Exercise materials »
--- begin ---

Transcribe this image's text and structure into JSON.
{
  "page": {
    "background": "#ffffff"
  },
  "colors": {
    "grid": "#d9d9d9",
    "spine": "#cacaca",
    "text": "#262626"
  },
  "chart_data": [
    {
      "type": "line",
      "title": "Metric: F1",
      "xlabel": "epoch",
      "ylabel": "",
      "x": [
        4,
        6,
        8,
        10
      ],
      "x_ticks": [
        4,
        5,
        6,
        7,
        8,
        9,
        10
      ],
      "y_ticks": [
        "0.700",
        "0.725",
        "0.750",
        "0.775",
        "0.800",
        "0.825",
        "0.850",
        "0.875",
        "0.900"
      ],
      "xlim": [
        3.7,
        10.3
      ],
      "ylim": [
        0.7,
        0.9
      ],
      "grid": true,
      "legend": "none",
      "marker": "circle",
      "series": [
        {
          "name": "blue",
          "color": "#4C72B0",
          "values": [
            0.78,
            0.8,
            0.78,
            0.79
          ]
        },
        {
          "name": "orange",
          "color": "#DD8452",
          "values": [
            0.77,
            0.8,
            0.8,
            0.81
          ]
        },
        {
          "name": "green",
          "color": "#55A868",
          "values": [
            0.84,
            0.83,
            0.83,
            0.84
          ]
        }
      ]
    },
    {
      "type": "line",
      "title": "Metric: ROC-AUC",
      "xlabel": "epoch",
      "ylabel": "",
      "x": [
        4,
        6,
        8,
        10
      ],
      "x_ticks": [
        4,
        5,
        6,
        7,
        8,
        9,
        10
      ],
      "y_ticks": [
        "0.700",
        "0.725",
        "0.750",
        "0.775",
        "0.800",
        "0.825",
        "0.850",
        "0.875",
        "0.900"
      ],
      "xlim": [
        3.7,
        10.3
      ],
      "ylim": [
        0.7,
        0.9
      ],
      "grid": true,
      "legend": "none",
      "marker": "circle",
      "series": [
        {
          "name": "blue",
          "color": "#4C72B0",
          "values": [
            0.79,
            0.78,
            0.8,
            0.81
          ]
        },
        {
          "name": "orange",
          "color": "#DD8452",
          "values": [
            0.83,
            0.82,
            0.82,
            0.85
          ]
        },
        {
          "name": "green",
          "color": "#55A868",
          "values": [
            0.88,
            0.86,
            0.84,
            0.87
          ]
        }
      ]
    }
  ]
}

--- end ---

Aim of the exercise » The listing above should be transcribed in full, exactly as written.

Result for this exercise »
Transcribe this image's text and structure into JSON.
{
  "page": {
    "background": "#ffffff"
  },
  "colors": {
    "grid": "#d9d9d9",
    "spine": "#cacaca",
    "text": "#262626"
  },
  "chart_data": [
    {
      "type": "line",
      "title": "Metric: F1",
      "xlabel": "epoch",
      "ylabel": "",
      "x": [
        4,
        6,
        8,
        10
      ],
      "x_ticks": [
        4,
        5,
        6,
        7,
        8,
        9,
        10
      ],
      "y_ticks": [
        "0.700",
        "0.725",
        "0.750",
        "0.775",
        "0.800",
        "0.825",
        "0.850",
        "0.875",
        "0.900"
      ],
      "xlim": [
        3.7,
        10.3
      ],
      "ylim": [
        0.7,
        0.9
      ],
      "grid": true,
      "legend": "none",
      "marker": "circle",
      "series": [
        {
          "name": "blue",
          "color": "#4C72B0",
          "values": [
            0.78,
            0.8,
            0.78,
            0.79
          ]
        },
        {
          "name": "orange",
          "color": "#DD8452",
          "values": [
            0.77,
            0.8,
            0.8,
            0.81
          ]
        },
        {
          "name": "green",
          "color": "#55A868",
          "values": [
            0.84,
            0.83,
            0.83,
            0.84
          ]
        }
      ]
    },
    {
      "type": "line",
      "title": "Metric: ROC-AUC",
      "xlabel": "epoch",
      "ylabel": "",
      "x": [
        4,
        6,
        8,
        10
      ],
      "x_ticks": [
        4,
        5,
        6,
        7,
        8,
        9,
        10
      ],
      "y_ticks": [
        "0.700",
        "0.725",
        "0.750",
        "0.775",
        "0.800",
        "0.825",
        "0.850",
        "0.875",
        "0.900"
      ],
      "xlim": [
        3.7,
        10.3
      ],
      "ylim": [
        0.7,
        0.9
      ],
      "grid": true,
      "legend": "none",
      "marker": "circle",
      "series": [
        {
          "name": "blue",
          "color": "#4C72B0",
          "values": [
            0.79,
            0.78,
            0.8,
            0.81
          ]
        },
        {
          "name": "orange",
          "color": "#DD8452",
          "values": [
            0.83,
            0.82,
            0.82,
            0.85
          ]
        },
        {
          "name": "green",
          "color": "#55A868",
          "values": [
            0.88,
            0.86,
            0.84,
            0.87
          ]
        }
      ]
    }
  ]
}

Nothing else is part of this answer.